## Set task
Write out all of the material below line for line, changing nothing.
--------
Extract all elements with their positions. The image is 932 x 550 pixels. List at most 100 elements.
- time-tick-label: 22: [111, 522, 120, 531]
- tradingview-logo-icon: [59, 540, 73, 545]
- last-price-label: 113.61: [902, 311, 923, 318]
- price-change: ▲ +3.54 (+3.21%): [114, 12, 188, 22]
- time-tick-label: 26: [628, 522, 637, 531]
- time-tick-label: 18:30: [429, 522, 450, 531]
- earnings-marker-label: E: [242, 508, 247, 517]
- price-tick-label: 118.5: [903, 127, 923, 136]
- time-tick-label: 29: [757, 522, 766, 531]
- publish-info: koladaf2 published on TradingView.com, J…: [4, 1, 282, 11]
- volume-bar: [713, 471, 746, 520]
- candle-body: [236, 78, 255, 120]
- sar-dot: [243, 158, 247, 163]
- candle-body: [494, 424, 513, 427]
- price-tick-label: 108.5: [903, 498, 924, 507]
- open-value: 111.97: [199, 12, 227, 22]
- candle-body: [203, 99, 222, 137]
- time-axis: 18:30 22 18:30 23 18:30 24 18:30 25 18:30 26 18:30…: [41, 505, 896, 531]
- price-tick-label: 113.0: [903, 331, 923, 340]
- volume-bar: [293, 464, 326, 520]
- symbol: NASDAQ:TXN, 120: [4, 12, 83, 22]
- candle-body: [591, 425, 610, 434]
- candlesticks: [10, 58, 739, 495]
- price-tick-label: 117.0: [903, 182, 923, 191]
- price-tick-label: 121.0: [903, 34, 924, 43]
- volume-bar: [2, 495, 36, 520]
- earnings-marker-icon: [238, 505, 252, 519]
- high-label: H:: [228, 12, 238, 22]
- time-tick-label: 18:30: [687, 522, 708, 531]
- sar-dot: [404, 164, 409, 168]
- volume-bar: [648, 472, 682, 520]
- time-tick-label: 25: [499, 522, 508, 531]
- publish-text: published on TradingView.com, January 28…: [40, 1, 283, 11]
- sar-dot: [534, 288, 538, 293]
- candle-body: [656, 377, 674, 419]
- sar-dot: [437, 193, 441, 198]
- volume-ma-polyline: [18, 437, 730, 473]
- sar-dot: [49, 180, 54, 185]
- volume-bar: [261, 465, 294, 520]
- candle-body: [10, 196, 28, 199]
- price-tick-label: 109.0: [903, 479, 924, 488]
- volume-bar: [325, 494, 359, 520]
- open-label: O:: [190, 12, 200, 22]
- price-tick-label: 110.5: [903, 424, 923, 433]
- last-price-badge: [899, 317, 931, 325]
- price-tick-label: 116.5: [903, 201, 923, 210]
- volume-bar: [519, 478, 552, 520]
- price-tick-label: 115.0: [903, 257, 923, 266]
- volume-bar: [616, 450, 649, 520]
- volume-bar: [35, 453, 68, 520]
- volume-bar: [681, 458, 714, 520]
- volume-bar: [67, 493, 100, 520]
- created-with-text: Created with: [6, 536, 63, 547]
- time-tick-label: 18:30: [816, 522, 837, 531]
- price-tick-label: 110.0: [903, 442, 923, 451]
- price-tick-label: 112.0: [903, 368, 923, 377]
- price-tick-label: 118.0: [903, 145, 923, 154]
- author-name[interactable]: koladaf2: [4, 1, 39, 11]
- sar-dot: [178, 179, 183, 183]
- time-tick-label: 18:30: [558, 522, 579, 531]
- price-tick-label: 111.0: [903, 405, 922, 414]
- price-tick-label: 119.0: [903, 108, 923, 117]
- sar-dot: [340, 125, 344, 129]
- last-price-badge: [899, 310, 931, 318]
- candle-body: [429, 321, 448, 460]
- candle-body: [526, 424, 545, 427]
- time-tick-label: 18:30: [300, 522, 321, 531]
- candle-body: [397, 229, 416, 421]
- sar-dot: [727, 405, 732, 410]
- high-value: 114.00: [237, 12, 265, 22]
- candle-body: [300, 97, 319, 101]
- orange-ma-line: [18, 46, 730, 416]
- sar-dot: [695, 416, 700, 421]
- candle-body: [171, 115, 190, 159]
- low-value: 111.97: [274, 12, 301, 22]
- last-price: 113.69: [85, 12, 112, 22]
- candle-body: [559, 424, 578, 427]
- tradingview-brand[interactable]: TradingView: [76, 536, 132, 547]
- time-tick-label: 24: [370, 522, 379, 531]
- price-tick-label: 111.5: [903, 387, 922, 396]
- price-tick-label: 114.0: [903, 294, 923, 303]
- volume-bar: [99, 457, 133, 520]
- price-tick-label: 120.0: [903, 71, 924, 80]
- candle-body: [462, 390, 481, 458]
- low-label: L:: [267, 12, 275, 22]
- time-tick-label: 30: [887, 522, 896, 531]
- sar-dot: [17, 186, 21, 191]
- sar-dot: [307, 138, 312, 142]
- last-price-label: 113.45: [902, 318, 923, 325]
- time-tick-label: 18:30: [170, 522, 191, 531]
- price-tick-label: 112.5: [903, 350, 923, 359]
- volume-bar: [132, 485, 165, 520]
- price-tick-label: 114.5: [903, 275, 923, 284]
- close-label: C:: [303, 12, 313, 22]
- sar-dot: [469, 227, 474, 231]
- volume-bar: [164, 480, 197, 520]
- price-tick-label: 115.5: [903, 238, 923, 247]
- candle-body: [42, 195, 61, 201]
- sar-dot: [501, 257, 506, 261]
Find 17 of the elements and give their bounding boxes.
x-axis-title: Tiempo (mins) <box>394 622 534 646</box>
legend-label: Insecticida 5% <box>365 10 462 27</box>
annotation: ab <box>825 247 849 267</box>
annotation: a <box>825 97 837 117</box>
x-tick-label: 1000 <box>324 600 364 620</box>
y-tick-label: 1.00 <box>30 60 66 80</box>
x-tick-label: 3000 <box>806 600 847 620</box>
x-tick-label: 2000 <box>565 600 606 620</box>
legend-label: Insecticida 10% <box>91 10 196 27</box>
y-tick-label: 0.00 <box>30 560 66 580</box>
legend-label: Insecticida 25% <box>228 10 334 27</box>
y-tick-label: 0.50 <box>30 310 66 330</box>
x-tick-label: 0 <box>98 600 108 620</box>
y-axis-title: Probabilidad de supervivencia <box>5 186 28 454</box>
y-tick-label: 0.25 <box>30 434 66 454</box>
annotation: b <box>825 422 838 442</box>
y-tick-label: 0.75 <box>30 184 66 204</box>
--------
## Exercise answer
Extract all elements with their positions. The image is 932 x 550 pixels. List at most 100 elements.
- time-tick-label: 22: [111, 522, 120, 531]
- tradingview-logo-icon: [59, 540, 73, 545]
- last-price-label: 113.61: [902, 311, 923, 318]
- price-change: ▲ +3.54 (+3.21%): [114, 12, 188, 22]
- time-tick-label: 26: [628, 522, 637, 531]
- time-tick-label: 18:30: [429, 522, 450, 531]
- earnings-marker-label: E: [242, 508, 247, 517]
- price-tick-label: 118.5: [903, 127, 923, 136]
- time-tick-label: 29: [757, 522, 766, 531]
- publish-info: koladaf2 published on TradingView.com, J…: [4, 1, 282, 11]
- volume-bar: [713, 471, 746, 520]
- candle-body: [236, 78, 255, 120]
- sar-dot: [243, 158, 247, 163]
- candle-body: [494, 424, 513, 427]
- price-tick-label: 108.5: [903, 498, 924, 507]
- open-value: 111.97: [199, 12, 227, 22]
- candle-body: [203, 99, 222, 137]
- time-axis: 18:30 22 18:30 23 18:30 24 18:30 25 18:30 26 18:30…: [41, 505, 896, 531]
- price-tick-label: 113.0: [903, 331, 923, 340]
- volume-bar: [293, 464, 326, 520]
- symbol: NASDAQ:TXN, 120: [4, 12, 83, 22]
- candle-body: [591, 425, 610, 434]
- candlesticks: [10, 58, 739, 495]
- price-tick-label: 117.0: [903, 182, 923, 191]
- price-tick-label: 121.0: [903, 34, 924, 43]
- volume-bar: [2, 495, 36, 520]
- earnings-marker-icon: [238, 505, 252, 519]
- high-label: H:: [228, 12, 238, 22]
- time-tick-label: 18:30: [687, 522, 708, 531]
- sar-dot: [404, 164, 409, 168]
- volume-bar: [648, 472, 682, 520]
- time-tick-label: 25: [499, 522, 508, 531]
- publish-text: published on TradingView.com, January 28…: [40, 1, 283, 11]
- sar-dot: [534, 288, 538, 293]
- candle-body: [656, 377, 674, 419]
- sar-dot: [437, 193, 441, 198]
- volume-ma-polyline: [18, 437, 730, 473]
- sar-dot: [49, 180, 54, 185]
- volume-bar: [261, 465, 294, 520]
- candle-body: [10, 196, 28, 199]
- price-tick-label: 109.0: [903, 479, 924, 488]
- volume-bar: [325, 494, 359, 520]
- open-label: O:: [190, 12, 200, 22]
- price-tick-label: 110.5: [903, 424, 923, 433]
- last-price-badge: [899, 317, 931, 325]
- price-tick-label: 116.5: [903, 201, 923, 210]
- volume-bar: [519, 478, 552, 520]
- price-tick-label: 115.0: [903, 257, 923, 266]
- volume-bar: [616, 450, 649, 520]
- volume-bar: [35, 453, 68, 520]
- volume-bar: [681, 458, 714, 520]
- volume-bar: [67, 493, 100, 520]
- created-with-text: Created with: [6, 536, 63, 547]
- time-tick-label: 18:30: [816, 522, 837, 531]
- price-tick-label: 110.0: [903, 442, 923, 451]
- price-tick-label: 112.0: [903, 368, 923, 377]
- price-tick-label: 118.0: [903, 145, 923, 154]
- author-name[interactable]: koladaf2: [4, 1, 39, 11]
- sar-dot: [178, 179, 183, 183]
- time-tick-label: 18:30: [558, 522, 579, 531]
- price-tick-label: 111.0: [903, 405, 922, 414]
- price-tick-label: 119.0: [903, 108, 923, 117]
- sar-dot: [340, 125, 344, 129]
- last-price-badge: [899, 310, 931, 318]
- candle-body: [429, 321, 448, 460]
- candle-body: [526, 424, 545, 427]
- time-tick-label: 18:30: [300, 522, 321, 531]
- candle-body: [397, 229, 416, 421]
- sar-dot: [727, 405, 732, 410]
- high-value: 114.00: [237, 12, 265, 22]
- candle-body: [300, 97, 319, 101]
- orange-ma-line: [18, 46, 730, 416]
- sar-dot: [695, 416, 700, 421]
- candle-body: [171, 115, 190, 159]
- low-value: 111.97: [274, 12, 301, 22]
- last-price: 113.69: [85, 12, 112, 22]
- candle-body: [559, 424, 578, 427]
- tradingview-brand[interactable]: TradingView: [76, 536, 132, 547]
- time-tick-label: 24: [370, 522, 379, 531]
- price-tick-label: 111.5: [903, 387, 922, 396]
- price-tick-label: 114.0: [903, 294, 923, 303]
- volume-bar: [99, 457, 133, 520]
- price-tick-label: 120.0: [903, 71, 924, 80]
- candle-body: [462, 390, 481, 458]
- low-label: L:: [267, 12, 275, 22]
- time-tick-label: 30: [887, 522, 896, 531]
- sar-dot: [17, 186, 21, 191]
- sar-dot: [307, 138, 312, 142]
- last-price-label: 113.45: [902, 318, 923, 325]
- time-tick-label: 18:30: [170, 522, 191, 531]
- price-tick-label: 112.5: [903, 350, 923, 359]
- volume-bar: [132, 485, 165, 520]
- price-tick-label: 114.5: [903, 275, 923, 284]
- close-label: C:: [303, 12, 313, 22]
- sar-dot: [469, 227, 474, 231]
- volume-bar: [164, 480, 197, 520]
- price-tick-label: 115.5: [903, 238, 923, 247]
- candle-body: [42, 195, 61, 201]
- sar-dot: [501, 257, 506, 261]
Find 17 of the elements and give their bounding boxes.
x-axis-title: Tiempo (mins) <box>394 622 534 646</box>
legend-label: Insecticida 5% <box>365 10 462 27</box>
annotation: ab <box>825 247 849 267</box>
annotation: a <box>825 97 837 117</box>
x-tick-label: 1000 <box>324 600 364 620</box>
y-tick-label: 1.00 <box>30 60 66 80</box>
x-tick-label: 3000 <box>806 600 847 620</box>
x-tick-label: 2000 <box>565 600 606 620</box>
legend-label: Insecticida 10% <box>91 10 196 27</box>
y-tick-label: 0.00 <box>30 560 66 580</box>
legend-label: Insecticida 25% <box>228 10 334 27</box>
y-tick-label: 0.50 <box>30 310 66 330</box>
x-tick-label: 0 <box>98 600 108 620</box>
y-axis-title: Probabilidad de supervivencia <box>5 186 28 454</box>
y-tick-label: 0.25 <box>30 434 66 454</box>
annotation: b <box>825 422 838 442</box>
y-tick-label: 0.75 <box>30 184 66 204</box>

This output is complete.